----- Recorded data -----
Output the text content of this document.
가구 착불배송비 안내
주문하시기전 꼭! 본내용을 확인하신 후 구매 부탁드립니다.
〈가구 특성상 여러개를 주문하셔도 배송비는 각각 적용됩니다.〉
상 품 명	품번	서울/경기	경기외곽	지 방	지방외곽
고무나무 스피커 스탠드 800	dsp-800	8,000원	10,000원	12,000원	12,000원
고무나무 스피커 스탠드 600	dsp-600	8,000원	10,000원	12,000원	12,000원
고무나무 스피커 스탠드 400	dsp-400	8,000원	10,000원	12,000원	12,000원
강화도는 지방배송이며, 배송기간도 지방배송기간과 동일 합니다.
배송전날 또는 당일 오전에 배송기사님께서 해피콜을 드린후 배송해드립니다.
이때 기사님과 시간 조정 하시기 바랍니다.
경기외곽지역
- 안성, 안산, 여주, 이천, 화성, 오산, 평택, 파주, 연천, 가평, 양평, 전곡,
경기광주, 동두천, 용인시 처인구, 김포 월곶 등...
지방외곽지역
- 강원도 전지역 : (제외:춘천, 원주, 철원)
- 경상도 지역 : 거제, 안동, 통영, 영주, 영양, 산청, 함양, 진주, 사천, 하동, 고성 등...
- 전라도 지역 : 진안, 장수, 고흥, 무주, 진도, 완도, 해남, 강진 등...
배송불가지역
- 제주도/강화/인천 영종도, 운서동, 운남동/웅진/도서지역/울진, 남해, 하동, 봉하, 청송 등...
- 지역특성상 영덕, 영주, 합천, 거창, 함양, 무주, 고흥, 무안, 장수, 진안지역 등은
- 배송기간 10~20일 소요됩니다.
-----
What is expected — Return each full line of the entries that contains the word "고무나무".

Reply —
고무나무 스피커 스탠드 800	dsp-800	8,000원	10,000원	12,000원	12,000원
고무나무 스피커 스탠드 600	dsp-600	8,000원	10,000원	12,000원	12,000원
고무나무 스피커 스탠드 400	dsp-400	8,000원	10,000원	12,000원	12,000원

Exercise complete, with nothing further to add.